## PROVIDED PASSAGE
::::

Identification of Melanoma Subsets Based on DNA Methylation Sites and Construction of a Prognosis Evaluation Model

Abstract

Background. Melanoma is a lethal skin malignant tumor, and its formation or development is regulated by various genetic and epigenetic molecules. Although there are traditional methods provided for the doctors to evaluate the patients’ prognosis or make the diagnosis, the novel method based on epigenetic markers is still needed to make the early diagnosis. Results. We identified 256 melanoma-independent prognosis-related methylation sites ( $P$  < 0.0001) and divided patients into seven methylation subgroups. Methylation levels and survival time in the C2 subgroup were lower than that of other clusters ( $P$  < 0.05). We established the predicted model of prognosis risk for melanoma using the significantly changed methylation sites in C2. The model efficiently divided patients into high- and low-risk groups (area under the receiver operating characteristic curve, 0.833). Risk scores and patient survival time were negatively correlated (rs = −0.325, $P$  < 0.0001). Genes corresponding to the independent prognosis-associated methylation sites were enriched in cancer- and immunology-related pathways. We identified 35 hub genes. DOK2, GBP4, PSMB9, and NLRC5 were significantly changed according to methylation subgroups, survival, tumor stages, and T categories and were positively correlated, which was validated in the testing group ( $P$  < 0.05). The levels of DOK2, GBP4, PSMB9, and NLRC5 had an opposite trend to their methylation sites in patients with poor prognosis. Conclusions. We identified seven DNA methylation subtypes and constructed a highly effective prognosis risk assessment model. The transcript levels of key genes corresponding to the independent prognosis-related methylation sites were significantly changed in patients according to prognosis and positively correlated with each other, indicating they may collaboratively promote melanoma formation. These findings further our understanding of the mechanism of melanoma and provide new targets for diagnosis and treatment.

::::

## INFORMATION SHOWN
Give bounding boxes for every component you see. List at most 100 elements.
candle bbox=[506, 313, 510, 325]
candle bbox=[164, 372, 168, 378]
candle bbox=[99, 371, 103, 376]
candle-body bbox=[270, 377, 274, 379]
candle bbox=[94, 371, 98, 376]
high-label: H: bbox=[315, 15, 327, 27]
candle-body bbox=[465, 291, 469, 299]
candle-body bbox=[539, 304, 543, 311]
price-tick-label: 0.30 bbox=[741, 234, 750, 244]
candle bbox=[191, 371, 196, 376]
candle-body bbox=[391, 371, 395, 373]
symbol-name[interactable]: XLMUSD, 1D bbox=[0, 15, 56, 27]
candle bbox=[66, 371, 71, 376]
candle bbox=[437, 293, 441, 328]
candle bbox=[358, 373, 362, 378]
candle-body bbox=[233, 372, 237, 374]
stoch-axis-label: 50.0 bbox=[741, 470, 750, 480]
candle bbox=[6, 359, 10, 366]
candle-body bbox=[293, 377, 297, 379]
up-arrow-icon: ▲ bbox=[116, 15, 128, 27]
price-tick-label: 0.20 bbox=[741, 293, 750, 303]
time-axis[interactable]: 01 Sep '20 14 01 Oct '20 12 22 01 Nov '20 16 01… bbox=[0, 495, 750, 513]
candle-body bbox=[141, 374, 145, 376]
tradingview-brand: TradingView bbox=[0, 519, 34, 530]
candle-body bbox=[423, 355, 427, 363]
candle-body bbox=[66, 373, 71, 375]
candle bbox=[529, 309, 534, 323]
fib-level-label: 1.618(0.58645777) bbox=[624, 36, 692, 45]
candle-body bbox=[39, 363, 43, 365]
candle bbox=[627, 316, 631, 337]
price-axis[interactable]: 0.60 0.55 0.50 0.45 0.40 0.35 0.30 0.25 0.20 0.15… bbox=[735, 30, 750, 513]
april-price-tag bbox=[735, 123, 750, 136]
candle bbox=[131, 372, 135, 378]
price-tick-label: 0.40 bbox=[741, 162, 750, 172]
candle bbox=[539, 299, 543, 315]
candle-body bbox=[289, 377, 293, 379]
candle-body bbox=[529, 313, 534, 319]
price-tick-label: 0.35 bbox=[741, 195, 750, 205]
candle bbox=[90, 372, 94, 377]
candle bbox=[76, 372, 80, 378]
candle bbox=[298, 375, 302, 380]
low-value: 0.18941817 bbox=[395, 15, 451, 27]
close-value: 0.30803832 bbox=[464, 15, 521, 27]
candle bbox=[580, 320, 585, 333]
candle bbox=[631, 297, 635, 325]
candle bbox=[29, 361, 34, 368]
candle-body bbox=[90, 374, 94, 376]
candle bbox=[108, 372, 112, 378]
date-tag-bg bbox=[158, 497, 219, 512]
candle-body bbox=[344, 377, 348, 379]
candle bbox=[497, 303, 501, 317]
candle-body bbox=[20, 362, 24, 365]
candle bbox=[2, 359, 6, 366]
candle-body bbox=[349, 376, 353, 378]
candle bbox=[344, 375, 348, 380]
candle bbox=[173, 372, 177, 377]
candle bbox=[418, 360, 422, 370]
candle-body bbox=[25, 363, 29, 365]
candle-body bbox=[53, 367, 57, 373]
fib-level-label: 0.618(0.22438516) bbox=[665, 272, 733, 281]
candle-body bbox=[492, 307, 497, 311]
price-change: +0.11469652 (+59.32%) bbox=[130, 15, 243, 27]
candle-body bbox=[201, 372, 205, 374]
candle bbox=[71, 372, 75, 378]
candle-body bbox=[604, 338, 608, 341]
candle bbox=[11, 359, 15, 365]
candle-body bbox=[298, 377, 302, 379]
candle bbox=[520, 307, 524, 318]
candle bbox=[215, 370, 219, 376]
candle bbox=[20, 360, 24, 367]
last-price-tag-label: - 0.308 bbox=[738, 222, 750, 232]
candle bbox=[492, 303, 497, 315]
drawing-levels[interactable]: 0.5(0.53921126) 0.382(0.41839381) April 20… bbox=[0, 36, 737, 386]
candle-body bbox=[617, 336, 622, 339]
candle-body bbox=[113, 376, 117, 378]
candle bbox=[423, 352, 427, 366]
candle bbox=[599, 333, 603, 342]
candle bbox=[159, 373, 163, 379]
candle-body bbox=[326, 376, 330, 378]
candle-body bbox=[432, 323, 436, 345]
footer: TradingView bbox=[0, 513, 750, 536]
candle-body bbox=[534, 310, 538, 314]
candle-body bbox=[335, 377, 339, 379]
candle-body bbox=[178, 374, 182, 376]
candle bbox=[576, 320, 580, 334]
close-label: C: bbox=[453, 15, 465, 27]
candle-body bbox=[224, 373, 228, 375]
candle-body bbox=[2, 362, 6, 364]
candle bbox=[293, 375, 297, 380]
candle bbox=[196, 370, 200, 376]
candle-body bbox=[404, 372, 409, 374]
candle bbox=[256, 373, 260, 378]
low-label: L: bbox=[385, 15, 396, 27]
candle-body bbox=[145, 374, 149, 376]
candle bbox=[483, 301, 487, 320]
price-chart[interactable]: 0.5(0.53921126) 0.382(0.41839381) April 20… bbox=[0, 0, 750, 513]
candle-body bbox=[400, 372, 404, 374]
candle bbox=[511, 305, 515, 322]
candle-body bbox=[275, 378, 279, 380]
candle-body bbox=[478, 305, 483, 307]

::::

## TASK DESCRIPTION
In the melanoma methylation abstract, what was the area under the receiver operating characteristic curve for the prognosis risk model?

## RESPONSE
0.833